» **What you have to do**
The count of lines with the string "transactions" in the material is all that should be returned.

» **Supplied entries**
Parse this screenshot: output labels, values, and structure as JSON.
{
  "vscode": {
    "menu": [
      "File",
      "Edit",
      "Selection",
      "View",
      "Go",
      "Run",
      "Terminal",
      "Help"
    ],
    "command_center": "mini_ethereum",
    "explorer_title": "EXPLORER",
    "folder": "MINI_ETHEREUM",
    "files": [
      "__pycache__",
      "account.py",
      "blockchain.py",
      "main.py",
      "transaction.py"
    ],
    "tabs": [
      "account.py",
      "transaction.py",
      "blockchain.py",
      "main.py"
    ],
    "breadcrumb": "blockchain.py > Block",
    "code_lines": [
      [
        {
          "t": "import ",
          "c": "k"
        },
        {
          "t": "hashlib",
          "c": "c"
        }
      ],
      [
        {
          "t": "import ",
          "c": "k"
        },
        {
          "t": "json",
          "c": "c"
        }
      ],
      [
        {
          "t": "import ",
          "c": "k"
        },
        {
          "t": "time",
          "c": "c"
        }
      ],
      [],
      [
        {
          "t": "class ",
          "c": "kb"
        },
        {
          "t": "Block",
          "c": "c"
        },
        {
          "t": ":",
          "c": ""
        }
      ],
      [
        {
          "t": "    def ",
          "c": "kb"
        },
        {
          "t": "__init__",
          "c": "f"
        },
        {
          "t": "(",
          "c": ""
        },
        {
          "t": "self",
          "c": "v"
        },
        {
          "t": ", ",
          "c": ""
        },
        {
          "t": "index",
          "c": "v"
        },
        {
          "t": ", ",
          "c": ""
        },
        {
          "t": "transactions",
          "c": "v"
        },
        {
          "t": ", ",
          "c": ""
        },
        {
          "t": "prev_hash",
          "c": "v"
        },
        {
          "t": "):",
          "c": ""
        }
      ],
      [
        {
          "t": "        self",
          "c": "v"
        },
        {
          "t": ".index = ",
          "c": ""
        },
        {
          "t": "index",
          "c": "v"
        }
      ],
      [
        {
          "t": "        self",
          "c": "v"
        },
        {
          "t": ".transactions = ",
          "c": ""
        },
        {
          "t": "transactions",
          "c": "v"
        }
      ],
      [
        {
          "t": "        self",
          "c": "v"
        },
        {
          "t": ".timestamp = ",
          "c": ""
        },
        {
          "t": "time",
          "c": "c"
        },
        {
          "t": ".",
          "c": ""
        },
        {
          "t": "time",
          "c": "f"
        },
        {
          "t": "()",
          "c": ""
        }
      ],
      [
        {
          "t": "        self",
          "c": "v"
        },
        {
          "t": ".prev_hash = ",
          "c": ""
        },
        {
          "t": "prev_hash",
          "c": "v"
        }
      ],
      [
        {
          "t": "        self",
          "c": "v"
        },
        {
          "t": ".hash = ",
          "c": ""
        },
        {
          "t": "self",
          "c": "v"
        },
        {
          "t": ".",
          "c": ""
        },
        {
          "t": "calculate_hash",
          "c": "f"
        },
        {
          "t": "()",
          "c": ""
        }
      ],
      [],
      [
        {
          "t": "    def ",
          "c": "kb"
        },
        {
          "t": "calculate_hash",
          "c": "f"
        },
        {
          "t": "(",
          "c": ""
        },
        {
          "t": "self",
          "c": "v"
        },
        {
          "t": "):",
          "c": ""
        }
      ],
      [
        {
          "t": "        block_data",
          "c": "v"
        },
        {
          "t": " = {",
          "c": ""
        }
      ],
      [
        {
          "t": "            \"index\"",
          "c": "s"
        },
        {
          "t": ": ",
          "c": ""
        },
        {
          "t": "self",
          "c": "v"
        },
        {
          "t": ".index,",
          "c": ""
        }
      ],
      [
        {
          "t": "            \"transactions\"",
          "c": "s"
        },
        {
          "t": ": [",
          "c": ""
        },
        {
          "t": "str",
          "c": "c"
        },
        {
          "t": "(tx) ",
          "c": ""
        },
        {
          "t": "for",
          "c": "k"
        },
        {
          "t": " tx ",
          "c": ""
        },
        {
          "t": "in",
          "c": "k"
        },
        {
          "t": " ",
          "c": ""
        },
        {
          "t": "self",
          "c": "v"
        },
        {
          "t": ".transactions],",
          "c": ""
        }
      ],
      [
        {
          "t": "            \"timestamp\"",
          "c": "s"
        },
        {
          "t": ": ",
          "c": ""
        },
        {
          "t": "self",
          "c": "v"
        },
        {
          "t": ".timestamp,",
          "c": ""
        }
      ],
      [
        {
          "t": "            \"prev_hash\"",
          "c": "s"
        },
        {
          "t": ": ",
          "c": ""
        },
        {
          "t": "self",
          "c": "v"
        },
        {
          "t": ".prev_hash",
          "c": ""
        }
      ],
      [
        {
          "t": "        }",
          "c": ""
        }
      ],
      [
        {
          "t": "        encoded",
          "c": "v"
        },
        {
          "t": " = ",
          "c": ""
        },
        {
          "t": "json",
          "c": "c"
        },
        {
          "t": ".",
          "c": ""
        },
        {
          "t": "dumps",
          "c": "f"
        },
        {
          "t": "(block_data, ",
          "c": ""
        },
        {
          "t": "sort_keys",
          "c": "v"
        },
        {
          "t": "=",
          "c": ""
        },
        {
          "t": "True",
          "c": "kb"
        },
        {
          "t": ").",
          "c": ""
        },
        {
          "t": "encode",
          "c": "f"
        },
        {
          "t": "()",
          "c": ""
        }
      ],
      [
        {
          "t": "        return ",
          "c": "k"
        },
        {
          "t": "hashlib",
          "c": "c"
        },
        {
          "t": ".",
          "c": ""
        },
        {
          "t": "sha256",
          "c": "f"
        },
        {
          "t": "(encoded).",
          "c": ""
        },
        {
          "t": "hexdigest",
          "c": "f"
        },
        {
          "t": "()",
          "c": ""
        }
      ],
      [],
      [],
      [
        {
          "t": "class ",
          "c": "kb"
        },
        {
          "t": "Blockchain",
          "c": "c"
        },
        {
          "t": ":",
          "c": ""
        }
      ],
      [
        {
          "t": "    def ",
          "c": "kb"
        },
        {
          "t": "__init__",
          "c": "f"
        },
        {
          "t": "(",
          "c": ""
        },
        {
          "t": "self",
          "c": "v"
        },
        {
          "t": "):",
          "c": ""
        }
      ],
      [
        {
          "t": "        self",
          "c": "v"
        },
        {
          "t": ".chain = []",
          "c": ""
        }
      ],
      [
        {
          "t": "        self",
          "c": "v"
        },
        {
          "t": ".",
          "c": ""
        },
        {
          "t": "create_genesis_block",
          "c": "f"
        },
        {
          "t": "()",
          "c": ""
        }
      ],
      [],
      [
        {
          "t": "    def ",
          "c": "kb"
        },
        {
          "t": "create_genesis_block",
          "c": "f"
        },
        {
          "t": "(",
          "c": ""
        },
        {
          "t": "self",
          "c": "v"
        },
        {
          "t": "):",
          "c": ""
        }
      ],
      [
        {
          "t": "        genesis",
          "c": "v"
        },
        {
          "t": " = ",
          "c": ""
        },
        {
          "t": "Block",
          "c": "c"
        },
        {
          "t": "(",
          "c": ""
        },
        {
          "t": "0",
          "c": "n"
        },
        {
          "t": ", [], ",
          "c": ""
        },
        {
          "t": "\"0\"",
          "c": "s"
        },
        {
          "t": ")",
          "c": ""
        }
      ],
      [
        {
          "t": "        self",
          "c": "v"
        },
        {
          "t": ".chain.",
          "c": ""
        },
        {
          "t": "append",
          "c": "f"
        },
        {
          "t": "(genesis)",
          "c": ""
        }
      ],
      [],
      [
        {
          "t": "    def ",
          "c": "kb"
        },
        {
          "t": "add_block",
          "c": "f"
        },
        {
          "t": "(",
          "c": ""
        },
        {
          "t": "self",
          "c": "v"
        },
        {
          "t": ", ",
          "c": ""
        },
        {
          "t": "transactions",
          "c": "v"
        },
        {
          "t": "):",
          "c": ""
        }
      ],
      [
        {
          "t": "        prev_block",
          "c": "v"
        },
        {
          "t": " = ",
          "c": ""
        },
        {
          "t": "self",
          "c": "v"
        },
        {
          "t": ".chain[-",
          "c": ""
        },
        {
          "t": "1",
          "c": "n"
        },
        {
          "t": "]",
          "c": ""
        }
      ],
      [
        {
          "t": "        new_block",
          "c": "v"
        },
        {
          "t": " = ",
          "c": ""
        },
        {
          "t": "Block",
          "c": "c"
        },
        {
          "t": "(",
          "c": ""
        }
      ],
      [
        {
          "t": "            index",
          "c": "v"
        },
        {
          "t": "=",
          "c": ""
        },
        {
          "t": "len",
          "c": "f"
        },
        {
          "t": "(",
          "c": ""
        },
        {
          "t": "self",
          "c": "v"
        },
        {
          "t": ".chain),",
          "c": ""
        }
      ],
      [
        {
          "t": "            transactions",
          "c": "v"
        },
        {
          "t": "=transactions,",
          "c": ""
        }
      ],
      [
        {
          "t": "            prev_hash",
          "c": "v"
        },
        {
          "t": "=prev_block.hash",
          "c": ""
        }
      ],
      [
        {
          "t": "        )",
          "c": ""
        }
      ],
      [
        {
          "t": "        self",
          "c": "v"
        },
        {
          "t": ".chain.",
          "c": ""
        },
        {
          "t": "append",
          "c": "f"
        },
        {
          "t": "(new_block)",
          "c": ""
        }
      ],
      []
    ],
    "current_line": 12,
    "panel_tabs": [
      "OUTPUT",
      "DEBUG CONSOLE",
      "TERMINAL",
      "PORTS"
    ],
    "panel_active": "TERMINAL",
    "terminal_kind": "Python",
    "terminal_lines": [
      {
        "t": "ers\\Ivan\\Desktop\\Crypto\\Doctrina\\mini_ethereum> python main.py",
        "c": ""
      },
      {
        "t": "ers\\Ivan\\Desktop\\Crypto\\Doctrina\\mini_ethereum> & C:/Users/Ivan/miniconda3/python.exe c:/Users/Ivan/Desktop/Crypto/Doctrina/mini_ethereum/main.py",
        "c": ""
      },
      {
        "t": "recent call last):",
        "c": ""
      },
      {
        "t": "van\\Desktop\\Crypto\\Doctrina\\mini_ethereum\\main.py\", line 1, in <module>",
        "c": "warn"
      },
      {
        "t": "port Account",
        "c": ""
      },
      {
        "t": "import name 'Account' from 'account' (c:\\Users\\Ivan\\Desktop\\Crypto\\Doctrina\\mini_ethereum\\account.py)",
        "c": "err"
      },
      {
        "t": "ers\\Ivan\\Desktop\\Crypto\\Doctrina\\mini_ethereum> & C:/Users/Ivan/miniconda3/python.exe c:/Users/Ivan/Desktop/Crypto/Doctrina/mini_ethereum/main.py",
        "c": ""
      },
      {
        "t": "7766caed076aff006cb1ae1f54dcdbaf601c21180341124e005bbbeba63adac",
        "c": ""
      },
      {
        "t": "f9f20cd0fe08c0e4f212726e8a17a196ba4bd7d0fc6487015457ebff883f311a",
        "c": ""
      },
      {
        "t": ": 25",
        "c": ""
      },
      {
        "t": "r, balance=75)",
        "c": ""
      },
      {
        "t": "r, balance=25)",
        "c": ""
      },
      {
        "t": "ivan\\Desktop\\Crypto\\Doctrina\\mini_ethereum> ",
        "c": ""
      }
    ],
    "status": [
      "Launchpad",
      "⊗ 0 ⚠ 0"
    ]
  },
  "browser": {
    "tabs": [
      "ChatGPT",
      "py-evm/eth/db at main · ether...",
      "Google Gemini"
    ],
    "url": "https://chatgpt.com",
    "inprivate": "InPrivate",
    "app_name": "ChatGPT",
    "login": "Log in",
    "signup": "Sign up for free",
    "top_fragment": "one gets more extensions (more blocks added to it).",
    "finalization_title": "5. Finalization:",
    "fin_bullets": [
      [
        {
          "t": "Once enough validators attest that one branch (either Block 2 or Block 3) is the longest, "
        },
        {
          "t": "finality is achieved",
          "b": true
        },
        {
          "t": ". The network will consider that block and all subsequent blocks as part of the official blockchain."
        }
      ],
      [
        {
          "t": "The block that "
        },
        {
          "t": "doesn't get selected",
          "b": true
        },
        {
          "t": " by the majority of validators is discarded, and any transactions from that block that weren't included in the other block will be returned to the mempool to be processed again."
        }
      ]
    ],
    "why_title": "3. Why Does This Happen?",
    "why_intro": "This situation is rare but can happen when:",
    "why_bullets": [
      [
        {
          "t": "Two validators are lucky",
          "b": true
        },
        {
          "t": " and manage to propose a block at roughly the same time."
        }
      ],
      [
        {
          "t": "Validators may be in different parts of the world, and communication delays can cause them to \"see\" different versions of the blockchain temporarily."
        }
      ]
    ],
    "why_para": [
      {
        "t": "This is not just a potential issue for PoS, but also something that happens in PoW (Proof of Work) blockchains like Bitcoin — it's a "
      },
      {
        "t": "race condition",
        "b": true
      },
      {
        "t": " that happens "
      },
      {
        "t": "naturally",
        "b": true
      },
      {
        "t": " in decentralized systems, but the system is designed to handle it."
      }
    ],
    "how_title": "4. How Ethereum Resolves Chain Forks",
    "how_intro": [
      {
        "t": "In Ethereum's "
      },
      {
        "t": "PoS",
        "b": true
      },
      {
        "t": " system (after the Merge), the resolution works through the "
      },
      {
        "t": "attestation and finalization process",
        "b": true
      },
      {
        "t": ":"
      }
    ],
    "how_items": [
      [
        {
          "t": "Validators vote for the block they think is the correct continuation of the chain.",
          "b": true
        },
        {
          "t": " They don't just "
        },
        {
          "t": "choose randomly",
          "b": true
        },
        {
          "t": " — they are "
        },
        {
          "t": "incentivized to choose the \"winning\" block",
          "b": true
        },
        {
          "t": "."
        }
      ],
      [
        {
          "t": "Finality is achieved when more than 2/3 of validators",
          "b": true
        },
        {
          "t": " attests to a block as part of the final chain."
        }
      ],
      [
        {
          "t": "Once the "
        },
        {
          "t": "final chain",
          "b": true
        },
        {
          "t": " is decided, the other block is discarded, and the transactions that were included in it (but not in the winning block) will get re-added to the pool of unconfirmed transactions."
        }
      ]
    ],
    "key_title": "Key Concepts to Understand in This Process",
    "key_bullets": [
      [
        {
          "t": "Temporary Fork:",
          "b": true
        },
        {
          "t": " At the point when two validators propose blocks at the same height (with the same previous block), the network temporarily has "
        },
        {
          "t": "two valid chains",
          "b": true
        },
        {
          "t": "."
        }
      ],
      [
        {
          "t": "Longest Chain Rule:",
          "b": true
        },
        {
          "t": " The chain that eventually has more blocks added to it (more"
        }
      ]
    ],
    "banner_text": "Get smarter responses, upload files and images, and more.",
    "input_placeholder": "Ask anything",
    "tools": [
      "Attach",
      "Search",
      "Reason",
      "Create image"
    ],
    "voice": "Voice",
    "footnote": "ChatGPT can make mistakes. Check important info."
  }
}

» **Solution for this exercise**
10